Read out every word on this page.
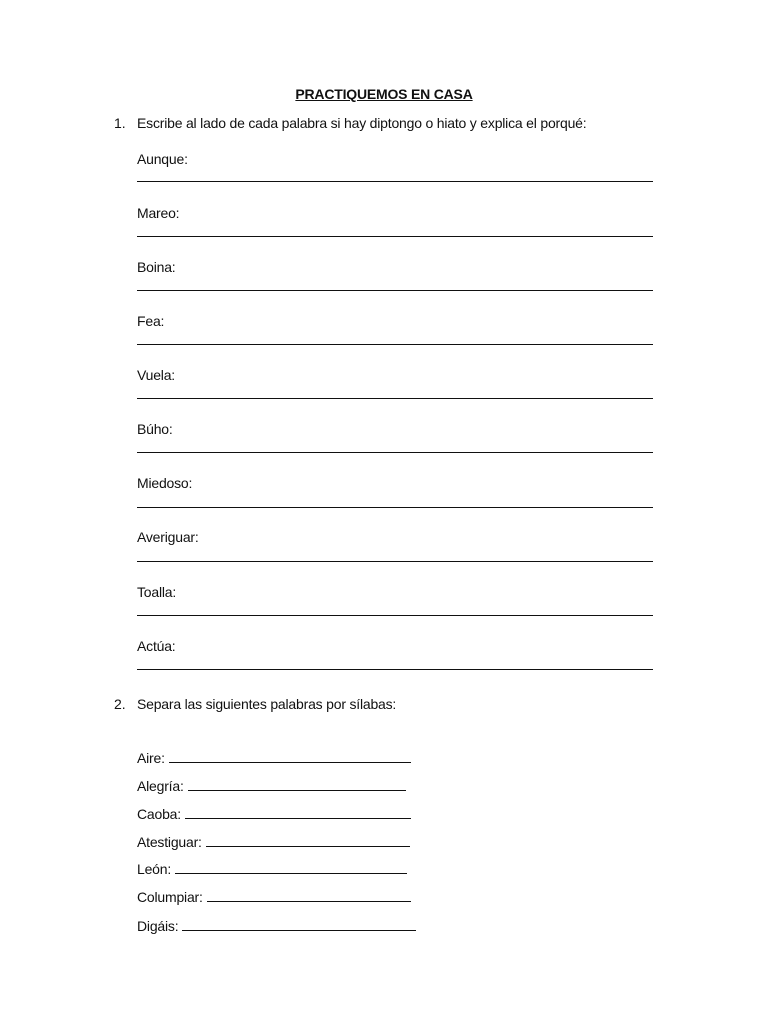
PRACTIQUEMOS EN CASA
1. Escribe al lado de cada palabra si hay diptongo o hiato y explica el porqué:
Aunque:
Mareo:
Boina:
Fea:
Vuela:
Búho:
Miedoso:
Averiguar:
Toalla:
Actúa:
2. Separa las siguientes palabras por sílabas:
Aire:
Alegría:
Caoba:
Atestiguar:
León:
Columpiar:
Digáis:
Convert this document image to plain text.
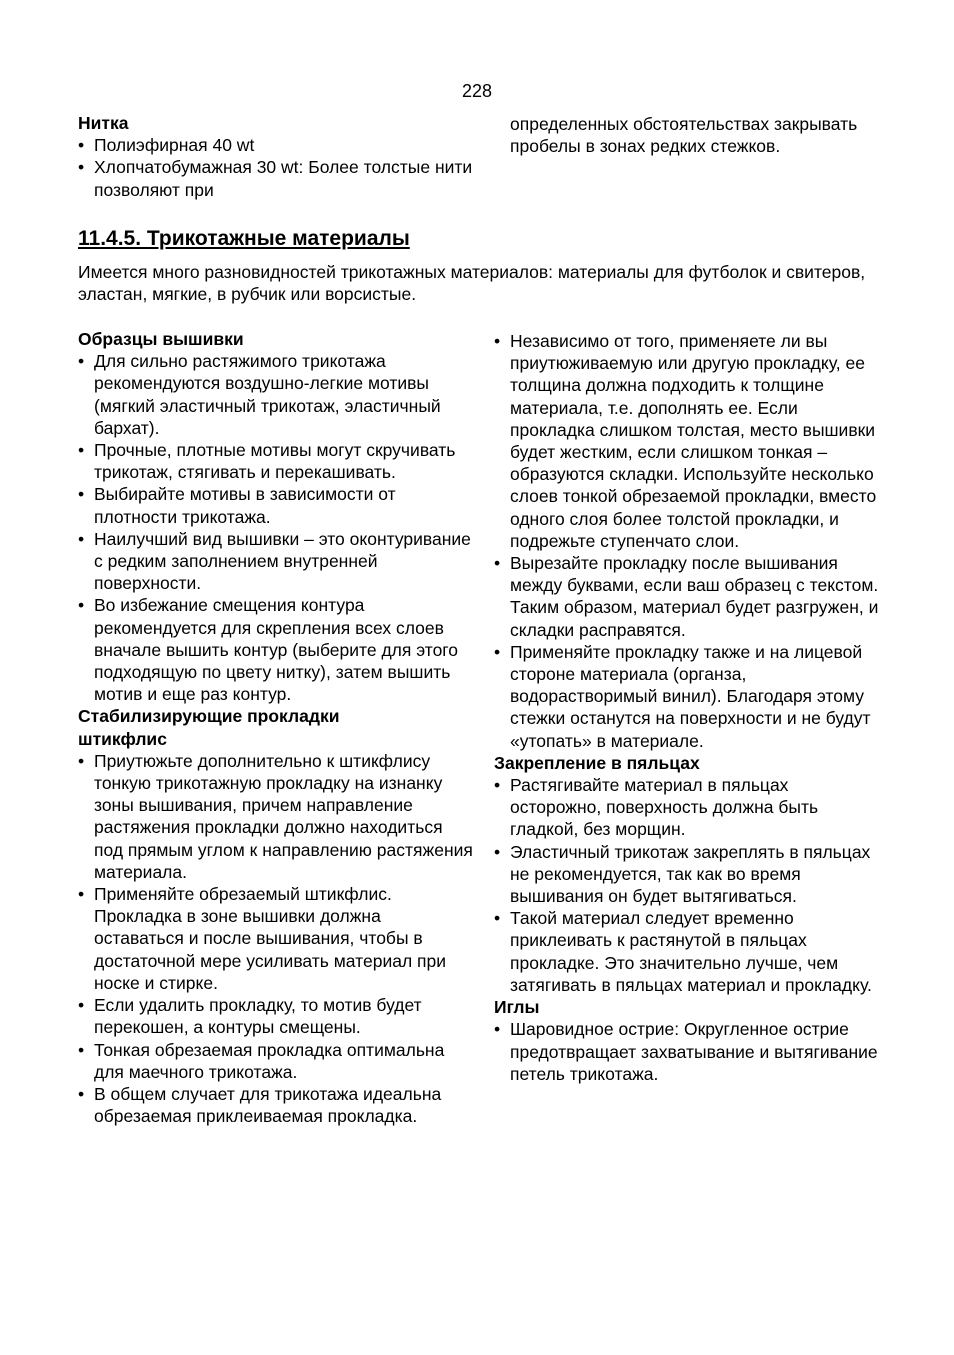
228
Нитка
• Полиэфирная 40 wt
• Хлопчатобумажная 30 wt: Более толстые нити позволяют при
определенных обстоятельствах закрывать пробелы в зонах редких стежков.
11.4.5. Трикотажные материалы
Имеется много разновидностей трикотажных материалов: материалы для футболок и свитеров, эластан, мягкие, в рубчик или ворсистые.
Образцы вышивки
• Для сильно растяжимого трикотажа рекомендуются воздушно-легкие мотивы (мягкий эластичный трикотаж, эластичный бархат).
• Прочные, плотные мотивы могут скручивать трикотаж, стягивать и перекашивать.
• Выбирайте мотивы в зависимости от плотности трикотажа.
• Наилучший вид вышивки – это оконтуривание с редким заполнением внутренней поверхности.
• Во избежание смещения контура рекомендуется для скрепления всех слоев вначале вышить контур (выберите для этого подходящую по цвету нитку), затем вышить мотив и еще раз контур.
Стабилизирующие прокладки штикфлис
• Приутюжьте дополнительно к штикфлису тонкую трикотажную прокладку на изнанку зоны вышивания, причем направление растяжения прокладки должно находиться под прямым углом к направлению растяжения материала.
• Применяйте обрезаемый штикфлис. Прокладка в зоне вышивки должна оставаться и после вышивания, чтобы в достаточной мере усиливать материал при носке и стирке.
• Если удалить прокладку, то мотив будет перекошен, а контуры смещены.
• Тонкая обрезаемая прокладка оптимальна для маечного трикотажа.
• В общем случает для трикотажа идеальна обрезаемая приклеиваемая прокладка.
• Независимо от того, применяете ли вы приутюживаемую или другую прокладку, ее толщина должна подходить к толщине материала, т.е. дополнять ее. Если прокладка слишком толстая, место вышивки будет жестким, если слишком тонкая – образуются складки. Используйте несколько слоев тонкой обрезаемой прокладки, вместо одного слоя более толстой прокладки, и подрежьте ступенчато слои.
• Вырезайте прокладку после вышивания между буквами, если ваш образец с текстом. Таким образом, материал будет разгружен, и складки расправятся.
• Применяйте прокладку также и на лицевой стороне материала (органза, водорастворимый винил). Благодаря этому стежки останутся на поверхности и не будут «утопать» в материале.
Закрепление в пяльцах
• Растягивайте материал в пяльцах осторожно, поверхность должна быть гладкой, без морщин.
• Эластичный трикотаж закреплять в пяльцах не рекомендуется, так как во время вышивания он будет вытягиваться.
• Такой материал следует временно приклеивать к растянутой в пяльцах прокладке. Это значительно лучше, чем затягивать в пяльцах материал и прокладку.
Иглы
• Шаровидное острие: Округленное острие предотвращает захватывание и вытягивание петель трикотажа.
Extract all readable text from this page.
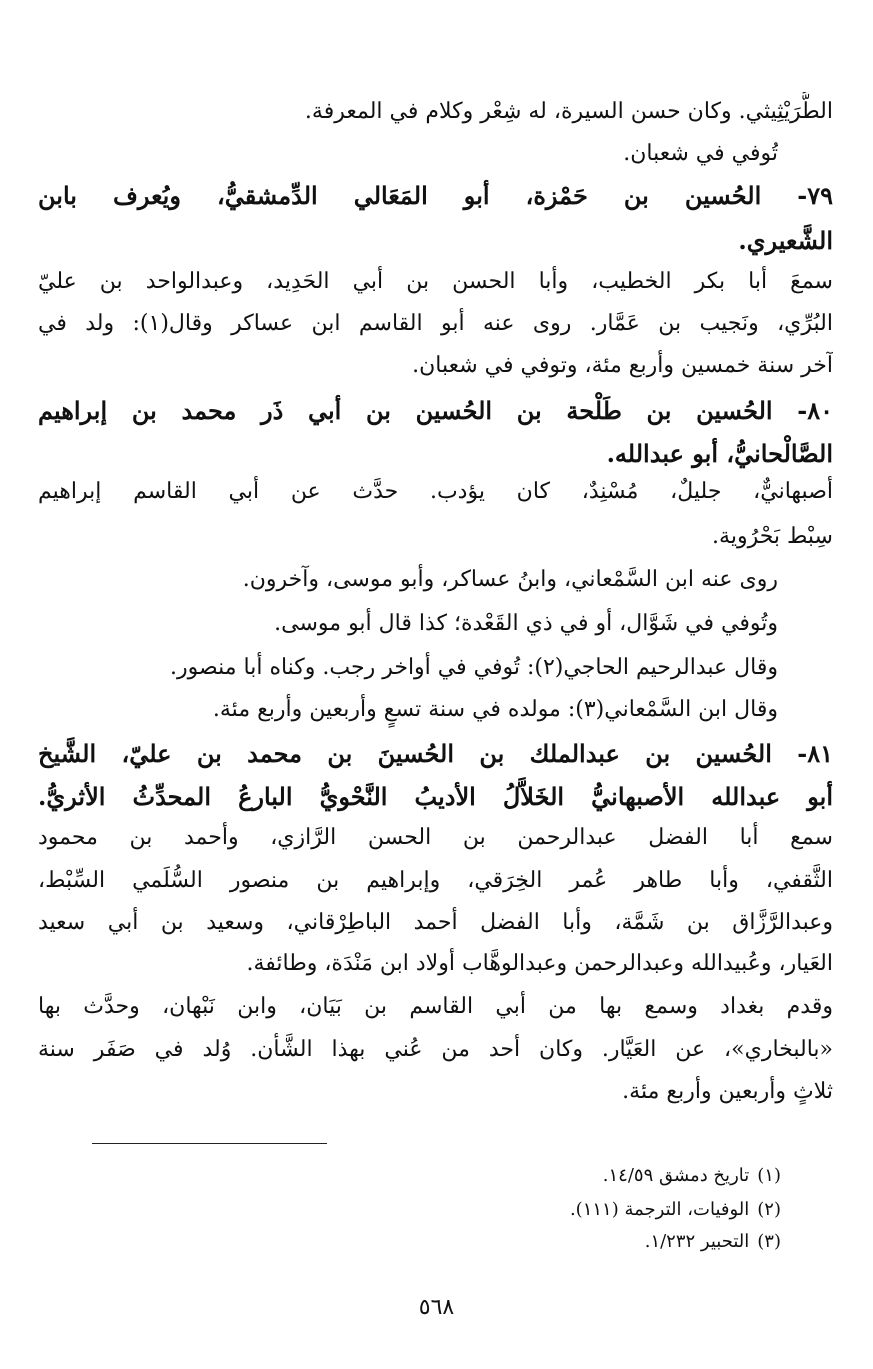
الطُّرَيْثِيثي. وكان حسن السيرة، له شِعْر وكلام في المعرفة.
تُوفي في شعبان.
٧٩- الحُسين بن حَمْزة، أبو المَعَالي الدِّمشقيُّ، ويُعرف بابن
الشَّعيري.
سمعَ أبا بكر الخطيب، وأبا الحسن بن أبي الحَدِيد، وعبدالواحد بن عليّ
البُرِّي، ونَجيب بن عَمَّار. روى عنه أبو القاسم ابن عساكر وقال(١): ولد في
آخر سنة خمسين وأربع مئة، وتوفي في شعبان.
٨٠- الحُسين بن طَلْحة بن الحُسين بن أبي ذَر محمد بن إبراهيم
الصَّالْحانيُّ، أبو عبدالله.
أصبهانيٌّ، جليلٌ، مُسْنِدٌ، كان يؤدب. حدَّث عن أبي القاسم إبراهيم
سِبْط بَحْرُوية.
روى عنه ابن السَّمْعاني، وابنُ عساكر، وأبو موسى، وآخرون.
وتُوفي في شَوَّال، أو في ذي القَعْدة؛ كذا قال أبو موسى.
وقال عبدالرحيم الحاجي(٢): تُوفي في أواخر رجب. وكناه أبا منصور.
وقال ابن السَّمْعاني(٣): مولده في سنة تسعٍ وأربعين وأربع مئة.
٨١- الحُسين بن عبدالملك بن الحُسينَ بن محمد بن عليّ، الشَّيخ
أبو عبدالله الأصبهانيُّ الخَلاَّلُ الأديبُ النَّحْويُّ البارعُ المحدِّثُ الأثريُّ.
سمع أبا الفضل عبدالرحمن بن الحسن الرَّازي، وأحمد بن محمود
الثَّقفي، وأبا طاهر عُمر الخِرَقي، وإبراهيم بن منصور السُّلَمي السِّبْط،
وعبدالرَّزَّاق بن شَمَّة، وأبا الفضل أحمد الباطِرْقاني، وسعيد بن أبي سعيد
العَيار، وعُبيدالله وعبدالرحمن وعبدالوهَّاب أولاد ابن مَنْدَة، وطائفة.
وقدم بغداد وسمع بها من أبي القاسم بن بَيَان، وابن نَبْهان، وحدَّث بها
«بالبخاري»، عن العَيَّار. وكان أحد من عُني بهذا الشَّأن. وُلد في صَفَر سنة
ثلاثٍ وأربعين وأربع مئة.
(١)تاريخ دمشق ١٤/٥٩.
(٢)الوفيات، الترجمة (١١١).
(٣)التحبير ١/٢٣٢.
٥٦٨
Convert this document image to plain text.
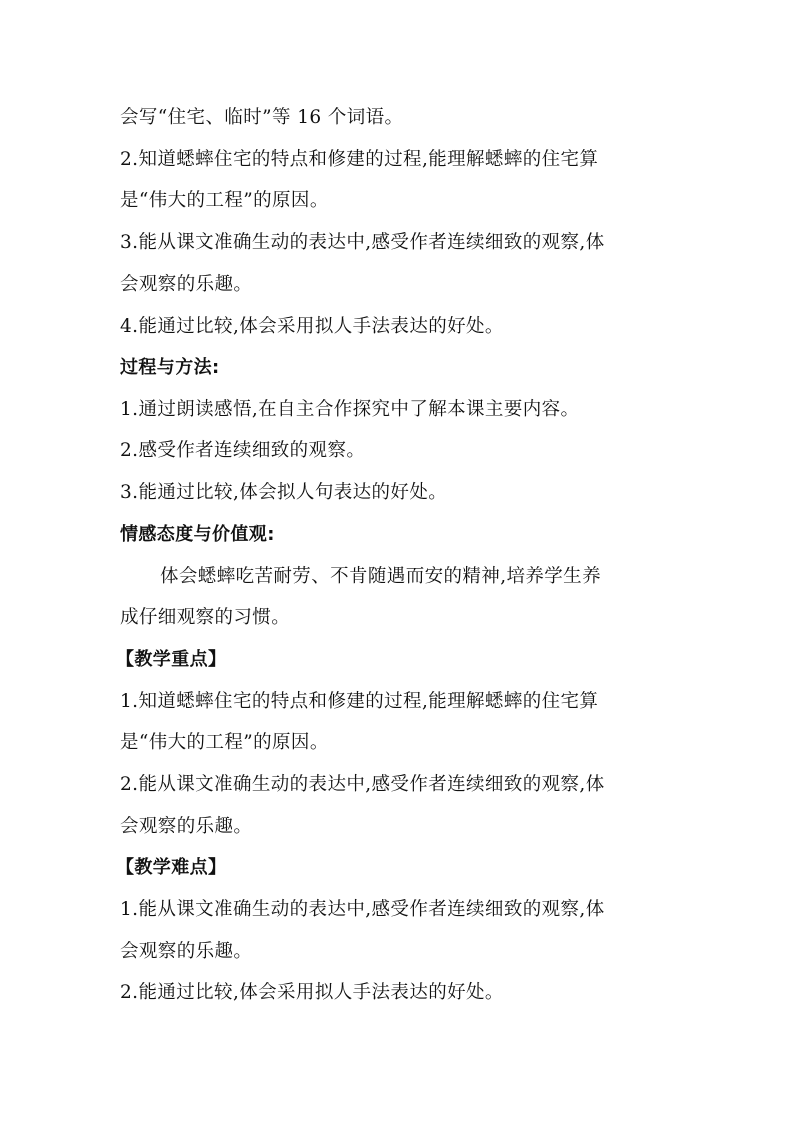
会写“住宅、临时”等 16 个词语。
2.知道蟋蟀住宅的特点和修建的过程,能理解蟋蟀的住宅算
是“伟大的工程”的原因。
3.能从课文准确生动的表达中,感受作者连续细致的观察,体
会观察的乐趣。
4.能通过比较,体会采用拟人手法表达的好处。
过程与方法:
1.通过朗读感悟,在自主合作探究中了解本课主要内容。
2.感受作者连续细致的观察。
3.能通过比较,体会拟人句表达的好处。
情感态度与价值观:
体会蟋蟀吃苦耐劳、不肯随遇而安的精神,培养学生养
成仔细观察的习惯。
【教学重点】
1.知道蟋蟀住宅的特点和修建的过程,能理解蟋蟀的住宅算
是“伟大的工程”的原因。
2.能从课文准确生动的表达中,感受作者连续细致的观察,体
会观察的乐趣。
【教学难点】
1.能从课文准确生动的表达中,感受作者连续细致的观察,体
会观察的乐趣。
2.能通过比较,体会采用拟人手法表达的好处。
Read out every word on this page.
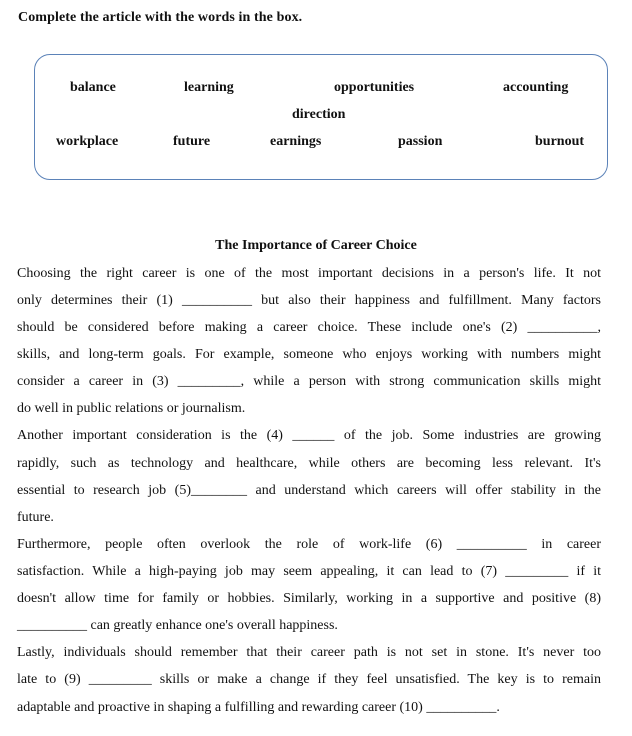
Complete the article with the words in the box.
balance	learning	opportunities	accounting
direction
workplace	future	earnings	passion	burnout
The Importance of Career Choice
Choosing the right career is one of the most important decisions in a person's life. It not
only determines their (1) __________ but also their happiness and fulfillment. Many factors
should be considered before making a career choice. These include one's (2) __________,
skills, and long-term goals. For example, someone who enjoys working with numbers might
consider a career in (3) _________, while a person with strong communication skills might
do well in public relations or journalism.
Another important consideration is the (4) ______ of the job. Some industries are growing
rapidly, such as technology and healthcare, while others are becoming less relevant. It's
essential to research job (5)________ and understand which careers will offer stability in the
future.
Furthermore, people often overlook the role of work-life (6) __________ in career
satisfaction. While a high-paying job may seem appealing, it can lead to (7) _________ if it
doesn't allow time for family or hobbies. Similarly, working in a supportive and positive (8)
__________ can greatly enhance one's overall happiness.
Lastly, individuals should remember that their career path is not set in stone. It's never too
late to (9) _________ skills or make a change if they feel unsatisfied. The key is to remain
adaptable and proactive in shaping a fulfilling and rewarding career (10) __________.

[Written task]
Report all lines of the data that include the word "person".

[Expected answer]
Choosing the right career is one of the most important decisions in a person's life. It not
consider a career in (3) _________, while a person with strong communication skills might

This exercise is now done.